Problem to work on - Find and return each line containing "ALBACORA".

The input -
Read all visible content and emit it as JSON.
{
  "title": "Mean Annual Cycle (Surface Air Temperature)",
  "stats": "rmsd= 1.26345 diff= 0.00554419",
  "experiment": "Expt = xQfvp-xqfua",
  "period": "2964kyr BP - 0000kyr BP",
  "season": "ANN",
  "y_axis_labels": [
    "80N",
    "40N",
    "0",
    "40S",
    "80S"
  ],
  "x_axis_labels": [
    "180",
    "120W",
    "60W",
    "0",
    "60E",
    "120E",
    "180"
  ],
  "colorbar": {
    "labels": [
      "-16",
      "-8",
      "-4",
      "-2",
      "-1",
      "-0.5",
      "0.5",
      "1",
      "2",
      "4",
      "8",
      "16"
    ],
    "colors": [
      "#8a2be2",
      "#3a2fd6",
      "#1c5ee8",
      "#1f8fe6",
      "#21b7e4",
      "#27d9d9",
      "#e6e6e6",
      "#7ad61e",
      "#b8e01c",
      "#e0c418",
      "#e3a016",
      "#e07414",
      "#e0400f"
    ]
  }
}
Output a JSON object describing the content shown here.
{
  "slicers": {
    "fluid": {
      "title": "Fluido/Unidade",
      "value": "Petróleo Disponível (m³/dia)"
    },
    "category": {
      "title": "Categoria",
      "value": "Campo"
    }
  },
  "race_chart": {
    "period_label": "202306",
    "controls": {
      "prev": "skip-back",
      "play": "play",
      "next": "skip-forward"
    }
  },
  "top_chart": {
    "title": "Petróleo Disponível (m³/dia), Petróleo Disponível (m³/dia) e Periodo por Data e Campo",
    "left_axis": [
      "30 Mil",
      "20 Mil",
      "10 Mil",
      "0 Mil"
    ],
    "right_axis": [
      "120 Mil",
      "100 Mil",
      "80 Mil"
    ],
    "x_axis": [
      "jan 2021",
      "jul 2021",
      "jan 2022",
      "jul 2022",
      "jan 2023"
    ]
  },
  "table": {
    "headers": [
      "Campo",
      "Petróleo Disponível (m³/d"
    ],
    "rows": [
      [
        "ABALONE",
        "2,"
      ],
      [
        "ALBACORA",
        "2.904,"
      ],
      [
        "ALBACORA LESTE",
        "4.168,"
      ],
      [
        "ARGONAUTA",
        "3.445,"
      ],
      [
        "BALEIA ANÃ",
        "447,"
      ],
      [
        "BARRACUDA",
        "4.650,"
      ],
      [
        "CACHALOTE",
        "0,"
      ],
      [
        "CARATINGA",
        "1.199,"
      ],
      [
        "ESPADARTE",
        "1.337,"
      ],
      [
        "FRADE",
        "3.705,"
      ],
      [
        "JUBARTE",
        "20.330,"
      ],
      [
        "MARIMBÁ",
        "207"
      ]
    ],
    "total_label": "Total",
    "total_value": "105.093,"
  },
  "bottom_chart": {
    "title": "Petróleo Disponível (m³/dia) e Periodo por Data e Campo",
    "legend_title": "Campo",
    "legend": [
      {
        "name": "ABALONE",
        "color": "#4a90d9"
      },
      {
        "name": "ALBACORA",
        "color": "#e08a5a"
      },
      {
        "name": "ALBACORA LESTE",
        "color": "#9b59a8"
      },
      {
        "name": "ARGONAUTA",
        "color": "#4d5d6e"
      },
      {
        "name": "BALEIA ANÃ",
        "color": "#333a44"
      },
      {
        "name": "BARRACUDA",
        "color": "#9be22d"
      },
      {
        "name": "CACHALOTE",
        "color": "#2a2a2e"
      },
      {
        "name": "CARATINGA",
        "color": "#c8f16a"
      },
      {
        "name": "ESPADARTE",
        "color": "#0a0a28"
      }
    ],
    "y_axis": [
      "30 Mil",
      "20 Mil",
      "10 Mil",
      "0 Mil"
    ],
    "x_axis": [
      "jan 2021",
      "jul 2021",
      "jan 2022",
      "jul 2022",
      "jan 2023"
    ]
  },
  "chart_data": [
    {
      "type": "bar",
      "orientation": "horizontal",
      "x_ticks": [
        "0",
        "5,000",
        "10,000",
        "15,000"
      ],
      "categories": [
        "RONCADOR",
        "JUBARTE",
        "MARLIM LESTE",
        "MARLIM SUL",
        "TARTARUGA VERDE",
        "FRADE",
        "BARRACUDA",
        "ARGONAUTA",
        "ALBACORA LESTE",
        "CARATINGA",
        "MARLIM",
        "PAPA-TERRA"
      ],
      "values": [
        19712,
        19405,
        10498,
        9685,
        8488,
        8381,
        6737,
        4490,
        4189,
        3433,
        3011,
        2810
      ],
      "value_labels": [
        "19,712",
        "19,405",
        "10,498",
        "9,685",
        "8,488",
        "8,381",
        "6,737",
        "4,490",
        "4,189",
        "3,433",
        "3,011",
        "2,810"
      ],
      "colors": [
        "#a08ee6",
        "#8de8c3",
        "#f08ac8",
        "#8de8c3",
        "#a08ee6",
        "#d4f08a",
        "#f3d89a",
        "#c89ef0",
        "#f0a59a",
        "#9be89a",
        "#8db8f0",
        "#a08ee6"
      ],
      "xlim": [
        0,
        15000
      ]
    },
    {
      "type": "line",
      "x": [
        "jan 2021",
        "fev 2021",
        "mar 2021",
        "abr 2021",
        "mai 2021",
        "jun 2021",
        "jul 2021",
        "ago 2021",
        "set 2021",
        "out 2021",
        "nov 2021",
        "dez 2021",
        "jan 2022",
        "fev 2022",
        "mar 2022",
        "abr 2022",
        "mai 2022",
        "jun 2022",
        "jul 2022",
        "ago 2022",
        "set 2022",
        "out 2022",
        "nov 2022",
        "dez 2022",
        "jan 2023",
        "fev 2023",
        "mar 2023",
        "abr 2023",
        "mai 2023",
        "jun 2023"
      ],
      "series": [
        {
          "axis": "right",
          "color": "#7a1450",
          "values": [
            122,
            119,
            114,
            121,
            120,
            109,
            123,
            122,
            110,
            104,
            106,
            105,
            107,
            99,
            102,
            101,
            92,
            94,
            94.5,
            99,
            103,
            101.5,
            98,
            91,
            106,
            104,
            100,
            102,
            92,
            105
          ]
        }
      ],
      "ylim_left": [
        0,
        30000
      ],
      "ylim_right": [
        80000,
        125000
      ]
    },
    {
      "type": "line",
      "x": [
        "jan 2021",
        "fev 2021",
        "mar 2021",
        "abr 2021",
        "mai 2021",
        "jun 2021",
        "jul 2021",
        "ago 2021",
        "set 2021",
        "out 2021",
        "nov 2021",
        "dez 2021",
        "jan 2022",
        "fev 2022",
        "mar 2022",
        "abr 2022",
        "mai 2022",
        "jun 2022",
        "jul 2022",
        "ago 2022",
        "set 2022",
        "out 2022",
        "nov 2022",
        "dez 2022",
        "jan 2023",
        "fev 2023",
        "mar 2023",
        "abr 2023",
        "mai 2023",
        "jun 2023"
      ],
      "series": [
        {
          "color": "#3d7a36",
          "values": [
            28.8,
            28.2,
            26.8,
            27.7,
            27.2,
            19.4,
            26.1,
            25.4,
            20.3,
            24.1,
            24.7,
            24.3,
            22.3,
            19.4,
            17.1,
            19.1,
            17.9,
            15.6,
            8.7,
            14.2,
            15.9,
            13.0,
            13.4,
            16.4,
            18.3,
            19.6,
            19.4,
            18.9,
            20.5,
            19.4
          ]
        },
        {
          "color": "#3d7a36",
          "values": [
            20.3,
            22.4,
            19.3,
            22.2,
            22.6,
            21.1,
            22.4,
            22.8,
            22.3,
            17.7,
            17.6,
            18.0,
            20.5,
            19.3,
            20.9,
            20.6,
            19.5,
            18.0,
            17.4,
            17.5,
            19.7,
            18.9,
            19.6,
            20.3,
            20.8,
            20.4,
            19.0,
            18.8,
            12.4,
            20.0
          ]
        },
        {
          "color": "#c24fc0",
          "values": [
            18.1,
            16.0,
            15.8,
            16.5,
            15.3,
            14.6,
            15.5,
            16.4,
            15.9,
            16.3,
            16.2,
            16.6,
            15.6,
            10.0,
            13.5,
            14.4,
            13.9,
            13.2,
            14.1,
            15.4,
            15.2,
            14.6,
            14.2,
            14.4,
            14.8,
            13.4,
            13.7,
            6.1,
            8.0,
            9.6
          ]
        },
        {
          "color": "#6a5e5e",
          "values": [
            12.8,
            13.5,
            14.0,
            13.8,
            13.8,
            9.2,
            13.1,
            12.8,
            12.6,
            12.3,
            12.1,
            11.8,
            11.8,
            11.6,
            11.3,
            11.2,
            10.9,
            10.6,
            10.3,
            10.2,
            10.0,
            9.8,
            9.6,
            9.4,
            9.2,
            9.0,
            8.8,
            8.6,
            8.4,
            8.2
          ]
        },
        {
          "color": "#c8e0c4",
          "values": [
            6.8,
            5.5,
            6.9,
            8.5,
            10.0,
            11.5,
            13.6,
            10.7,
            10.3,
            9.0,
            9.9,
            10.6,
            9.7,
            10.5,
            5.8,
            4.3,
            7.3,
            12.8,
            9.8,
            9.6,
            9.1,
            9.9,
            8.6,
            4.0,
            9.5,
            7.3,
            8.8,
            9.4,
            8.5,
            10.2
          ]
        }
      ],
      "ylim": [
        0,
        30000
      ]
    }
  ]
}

Problem solution -
        "ALBACORA",
        "ALBACORA LESTE",
        "name": "ALBACORA",
        "name": "ALBACORA LESTE",
        "ALBACORA LESTE",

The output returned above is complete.